▶ _Goal_: Print the complete set of entries exactly.
[Begin Supplied material]
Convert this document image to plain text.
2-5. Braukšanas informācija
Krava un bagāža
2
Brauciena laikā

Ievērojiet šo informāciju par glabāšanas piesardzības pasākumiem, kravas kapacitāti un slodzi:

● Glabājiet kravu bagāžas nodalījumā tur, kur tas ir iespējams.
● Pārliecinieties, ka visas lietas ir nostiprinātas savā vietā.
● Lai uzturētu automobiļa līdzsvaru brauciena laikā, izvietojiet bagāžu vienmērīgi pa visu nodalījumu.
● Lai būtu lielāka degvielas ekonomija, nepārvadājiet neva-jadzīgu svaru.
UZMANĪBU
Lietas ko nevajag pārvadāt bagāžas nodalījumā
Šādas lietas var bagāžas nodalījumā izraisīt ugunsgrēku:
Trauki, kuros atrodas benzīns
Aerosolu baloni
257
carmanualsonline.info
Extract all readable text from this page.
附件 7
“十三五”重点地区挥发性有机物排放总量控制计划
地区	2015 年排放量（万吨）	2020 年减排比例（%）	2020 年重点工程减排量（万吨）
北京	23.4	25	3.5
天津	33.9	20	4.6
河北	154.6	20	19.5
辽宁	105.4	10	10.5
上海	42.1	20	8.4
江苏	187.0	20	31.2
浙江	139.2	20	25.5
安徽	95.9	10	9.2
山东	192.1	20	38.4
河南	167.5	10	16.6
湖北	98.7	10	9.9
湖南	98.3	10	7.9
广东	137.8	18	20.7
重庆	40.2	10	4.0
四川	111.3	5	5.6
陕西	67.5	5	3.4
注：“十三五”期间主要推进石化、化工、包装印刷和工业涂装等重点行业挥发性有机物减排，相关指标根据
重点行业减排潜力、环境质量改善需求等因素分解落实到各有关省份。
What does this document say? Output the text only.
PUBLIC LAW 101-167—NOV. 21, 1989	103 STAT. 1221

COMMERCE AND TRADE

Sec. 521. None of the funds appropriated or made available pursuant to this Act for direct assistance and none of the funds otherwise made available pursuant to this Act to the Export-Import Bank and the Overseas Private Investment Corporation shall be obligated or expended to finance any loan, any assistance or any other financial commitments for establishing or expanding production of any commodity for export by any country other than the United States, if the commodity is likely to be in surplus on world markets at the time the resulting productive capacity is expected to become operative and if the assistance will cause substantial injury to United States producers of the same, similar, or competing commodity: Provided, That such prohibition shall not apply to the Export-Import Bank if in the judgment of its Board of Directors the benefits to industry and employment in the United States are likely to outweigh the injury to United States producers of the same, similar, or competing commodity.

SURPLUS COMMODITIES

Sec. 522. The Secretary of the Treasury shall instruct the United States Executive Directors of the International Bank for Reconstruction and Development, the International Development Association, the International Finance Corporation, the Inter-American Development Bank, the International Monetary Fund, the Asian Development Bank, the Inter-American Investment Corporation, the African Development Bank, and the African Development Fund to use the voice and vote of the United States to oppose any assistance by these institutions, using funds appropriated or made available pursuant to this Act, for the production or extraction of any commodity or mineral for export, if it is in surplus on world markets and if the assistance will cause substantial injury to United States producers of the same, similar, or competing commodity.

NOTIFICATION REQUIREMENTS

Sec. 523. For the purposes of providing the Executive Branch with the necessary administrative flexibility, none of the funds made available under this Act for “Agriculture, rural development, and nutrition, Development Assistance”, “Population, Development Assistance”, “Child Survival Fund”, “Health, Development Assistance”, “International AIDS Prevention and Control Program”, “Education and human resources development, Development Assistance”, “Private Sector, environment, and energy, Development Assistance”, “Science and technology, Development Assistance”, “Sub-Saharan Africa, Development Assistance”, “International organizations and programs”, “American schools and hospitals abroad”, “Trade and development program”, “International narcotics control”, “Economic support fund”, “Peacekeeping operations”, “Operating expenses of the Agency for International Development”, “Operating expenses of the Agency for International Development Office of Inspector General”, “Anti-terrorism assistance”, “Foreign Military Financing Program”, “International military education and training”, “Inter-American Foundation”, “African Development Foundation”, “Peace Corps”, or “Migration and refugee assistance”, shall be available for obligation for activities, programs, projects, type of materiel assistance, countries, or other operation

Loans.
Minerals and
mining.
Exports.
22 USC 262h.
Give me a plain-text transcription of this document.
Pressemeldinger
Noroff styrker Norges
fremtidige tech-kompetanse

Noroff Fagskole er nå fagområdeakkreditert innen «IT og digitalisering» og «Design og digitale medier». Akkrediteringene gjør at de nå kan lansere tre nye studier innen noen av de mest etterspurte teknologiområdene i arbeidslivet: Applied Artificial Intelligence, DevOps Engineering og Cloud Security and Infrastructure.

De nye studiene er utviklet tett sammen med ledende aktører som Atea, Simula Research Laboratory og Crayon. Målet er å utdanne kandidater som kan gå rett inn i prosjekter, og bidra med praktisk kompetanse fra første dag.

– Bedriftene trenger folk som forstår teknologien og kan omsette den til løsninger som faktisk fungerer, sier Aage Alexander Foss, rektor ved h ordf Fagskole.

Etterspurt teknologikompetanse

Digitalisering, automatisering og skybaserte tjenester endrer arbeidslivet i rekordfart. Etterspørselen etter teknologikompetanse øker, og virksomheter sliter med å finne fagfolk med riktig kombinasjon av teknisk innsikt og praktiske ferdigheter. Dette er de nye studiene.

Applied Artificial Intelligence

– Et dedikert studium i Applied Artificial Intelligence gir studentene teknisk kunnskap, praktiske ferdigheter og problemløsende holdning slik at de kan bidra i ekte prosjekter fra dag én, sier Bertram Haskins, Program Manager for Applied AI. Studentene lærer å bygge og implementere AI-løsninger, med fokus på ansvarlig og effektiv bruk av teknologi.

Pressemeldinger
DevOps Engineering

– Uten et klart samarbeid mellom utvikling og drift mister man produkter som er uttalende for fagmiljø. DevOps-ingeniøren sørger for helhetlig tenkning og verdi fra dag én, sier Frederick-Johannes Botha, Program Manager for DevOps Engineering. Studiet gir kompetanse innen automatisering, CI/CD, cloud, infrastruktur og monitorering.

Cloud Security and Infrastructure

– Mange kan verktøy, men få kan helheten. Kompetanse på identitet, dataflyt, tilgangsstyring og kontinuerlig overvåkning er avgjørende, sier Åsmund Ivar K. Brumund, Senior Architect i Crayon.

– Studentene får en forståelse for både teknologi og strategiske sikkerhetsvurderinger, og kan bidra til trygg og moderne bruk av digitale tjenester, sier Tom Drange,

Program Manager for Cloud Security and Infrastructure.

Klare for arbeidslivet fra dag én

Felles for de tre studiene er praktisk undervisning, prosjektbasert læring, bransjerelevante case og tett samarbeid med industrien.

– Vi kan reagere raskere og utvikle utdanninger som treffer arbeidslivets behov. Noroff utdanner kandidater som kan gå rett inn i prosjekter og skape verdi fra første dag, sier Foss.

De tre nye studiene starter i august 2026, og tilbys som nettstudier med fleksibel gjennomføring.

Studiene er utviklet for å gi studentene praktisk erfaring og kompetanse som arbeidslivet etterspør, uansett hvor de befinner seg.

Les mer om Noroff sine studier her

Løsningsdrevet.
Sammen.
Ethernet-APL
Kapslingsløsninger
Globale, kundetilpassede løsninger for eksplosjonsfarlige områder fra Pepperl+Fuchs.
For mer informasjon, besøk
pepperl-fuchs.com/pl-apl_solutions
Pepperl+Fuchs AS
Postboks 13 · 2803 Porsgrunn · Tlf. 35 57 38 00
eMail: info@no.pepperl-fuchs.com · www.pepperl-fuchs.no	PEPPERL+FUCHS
[End Supplied material]
▶ _Exercise solution_:
Convert this document image to plain text.
2-5. Braukšanas informācija
Krava un bagāža
2
Brauciena laikā

Ievērojiet šo informāciju par glabāšanas piesardzības pasākumiem, kravas kapacitāti un slodzi:

● Glabājiet kravu bagāžas nodalījumā tur, kur tas ir iespējams.
● Pārliecinieties, ka visas lietas ir nostiprinātas savā vietā.
● Lai uzturētu automobiļa līdzsvaru brauciena laikā, izvietojiet bagāžu vienmērīgi pa visu nodalījumu.
● Lai būtu lielāka degvielas ekonomija, nepārvadājiet neva-jadzīgu svaru.
UZMANĪBU
Lietas ko nevajag pārvadāt bagāžas nodalījumā
Šādas lietas var bagāžas nodalījumā izraisīt ugunsgrēku:
Trauki, kuros atrodas benzīns
Aerosolu baloni
257
carmanualsonline.info
Extract all readable text from this page.
附件 7
“十三五”重点地区挥发性有机物排放总量控制计划
地区	2015 年排放量（万吨）	2020 年减排比例（%）	2020 年重点工程减排量（万吨）
北京	23.4	25	3.5
天津	33.9	20	4.6
河北	154.6	20	19.5
辽宁	105.4	10	10.5
上海	42.1	20	8.4
江苏	187.0	20	31.2
浙江	139.2	20	25.5
安徽	95.9	10	9.2
山东	192.1	20	38.4
河南	167.5	10	16.6
湖北	98.7	10	9.9
湖南	98.3	10	7.9
广东	137.8	18	20.7
重庆	40.2	10	4.0
四川	111.3	5	5.6
陕西	67.5	5	3.4
注：“十三五”期间主要推进石化、化工、包装印刷和工业涂装等重点行业挥发性有机物减排，相关指标根据
重点行业减排潜力、环境质量改善需求等因素分解落实到各有关省份。
What does this document say? Output the text only.
PUBLIC LAW 101-167—NOV. 21, 1989	103 STAT. 1221

COMMERCE AND TRADE

Sec. 521. None of the funds appropriated or made available pursuant to this Act for direct assistance and none of the funds otherwise made available pursuant to this Act to the Export-Import Bank and the Overseas Private Investment Corporation shall be obligated or expended to finance any loan, any assistance or any other financial commitments for establishing or expanding production of any commodity for export by any country other than the United States, if the commodity is likely to be in surplus on world markets at the time the resulting productive capacity is expected to become operative and if the assistance will cause substantial injury to United States producers of the same, similar, or competing commodity: Provided, That such prohibition shall not apply to the Export-Import Bank if in the judgment of its Board of Directors the benefits to industry and employment in the United States are likely to outweigh the injury to United States producers of the same, similar, or competing commodity.

SURPLUS COMMODITIES

Sec. 522. The Secretary of the Treasury shall instruct the United States Executive Directors of the International Bank for Reconstruction and Development, the International Development Association, the International Finance Corporation, the Inter-American Development Bank, the International Monetary Fund, the Asian Development Bank, the Inter-American Investment Corporation, the African Development Bank, and the African Development Fund to use the voice and vote of the United States to oppose any assistance by these institutions, using funds appropriated or made available pursuant to this Act, for the production or extraction of any commodity or mineral for export, if it is in surplus on world markets and if the assistance will cause substantial injury to United States producers of the same, similar, or competing commodity.

NOTIFICATION REQUIREMENTS

Sec. 523. For the purposes of providing the Executive Branch with the necessary administrative flexibility, none of the funds made available under this Act for “Agriculture, rural development, and nutrition, Development Assistance”, “Population, Development Assistance”, “Child Survival Fund”, “Health, Development Assistance”, “International AIDS Prevention and Control Program”, “Education and human resources development, Development Assistance”, “Private Sector, environment, and energy, Development Assistance”, “Science and technology, Development Assistance”, “Sub-Saharan Africa, Development Assistance”, “International organizations and programs”, “American schools and hospitals abroad”, “Trade and development program”, “International narcotics control”, “Economic support fund”, “Peacekeeping operations”, “Operating expenses of the Agency for International Development”, “Operating expenses of the Agency for International Development Office of Inspector General”, “Anti-terrorism assistance”, “Foreign Military Financing Program”, “International military education and training”, “Inter-American Foundation”, “African Development Foundation”, “Peace Corps”, or “Migration and refugee assistance”, shall be available for obligation for activities, programs, projects, type of materiel assistance, countries, or other operation

Loans.
Minerals and
mining.
Exports.
22 USC 262h.
Give me a plain-text transcription of this document.
Pressemeldinger
Noroff styrker Norges
fremtidige tech-kompetanse

Noroff Fagskole er nå fagområdeakkreditert innen «IT og digitalisering» og «Design og digitale medier». Akkrediteringene gjør at de nå kan lansere tre nye studier innen noen av de mest etterspurte teknologiområdene i arbeidslivet: Applied Artificial Intelligence, DevOps Engineering og Cloud Security and Infrastructure.

De nye studiene er utviklet tett sammen med ledende aktører som Atea, Simula Research Laboratory og Crayon. Målet er å utdanne kandidater som kan gå rett inn i prosjekter, og bidra med praktisk kompetanse fra første dag.

– Bedriftene trenger folk som forstår teknologien og kan omsette den til løsninger som faktisk fungerer, sier Aage Alexander Foss, rektor ved h ordf Fagskole.

Etterspurt teknologikompetanse

Digitalisering, automatisering og skybaserte tjenester endrer arbeidslivet i rekordfart. Etterspørselen etter teknologikompetanse øker, og virksomheter sliter med å finne fagfolk med riktig kombinasjon av teknisk innsikt og praktiske ferdigheter. Dette er de nye studiene.

Applied Artificial Intelligence

– Et dedikert studium i Applied Artificial Intelligence gir studentene teknisk kunnskap, praktiske ferdigheter og problemløsende holdning slik at de kan bidra i ekte prosjekter fra dag én, sier Bertram Haskins, Program Manager for Applied AI. Studentene lærer å bygge og implementere AI-løsninger, med fokus på ansvarlig og effektiv bruk av teknologi.

Pressemeldinger
DevOps Engineering

– Uten et klart samarbeid mellom utvikling og drift mister man produkter som er uttalende for fagmiljø. DevOps-ingeniøren sørger for helhetlig tenkning og verdi fra dag én, sier Frederick-Johannes Botha, Program Manager for DevOps Engineering. Studiet gir kompetanse innen automatisering, CI/CD, cloud, infrastruktur og monitorering.

Cloud Security and Infrastructure

– Mange kan verktøy, men få kan helheten. Kompetanse på identitet, dataflyt, tilgangsstyring og kontinuerlig overvåkning er avgjørende, sier Åsmund Ivar K. Brumund, Senior Architect i Crayon.

– Studentene får en forståelse for både teknologi og strategiske sikkerhetsvurderinger, og kan bidra til trygg og moderne bruk av digitale tjenester, sier Tom Drange,

Program Manager for Cloud Security and Infrastructure.

Klare for arbeidslivet fra dag én

Felles for de tre studiene er praktisk undervisning, prosjektbasert læring, bransjerelevante case og tett samarbeid med industrien.

– Vi kan reagere raskere og utvikle utdanninger som treffer arbeidslivets behov. Noroff utdanner kandidater som kan gå rett inn i prosjekter og skape verdi fra første dag, sier Foss.

De tre nye studiene starter i august 2026, og tilbys som nettstudier med fleksibel gjennomføring.

Studiene er utviklet for å gi studentene praktisk erfaring og kompetanse som arbeidslivet etterspør, uansett hvor de befinner seg.

Les mer om Noroff sine studier her

Løsningsdrevet.
Sammen.
Ethernet-APL
Kapslingsløsninger
Globale, kundetilpassede løsninger for eksplosjonsfarlige områder fra Pepperl+Fuchs.
For mer informasjon, besøk
pepperl-fuchs.com/pl-apl_solutions
Pepperl+Fuchs AS
Postboks 13 · 2803 Porsgrunn · Tlf. 35 57 38 00
eMail: info@no.pepperl-fuchs.com · www.pepperl-fuchs.no	PEPPERL+FUCHS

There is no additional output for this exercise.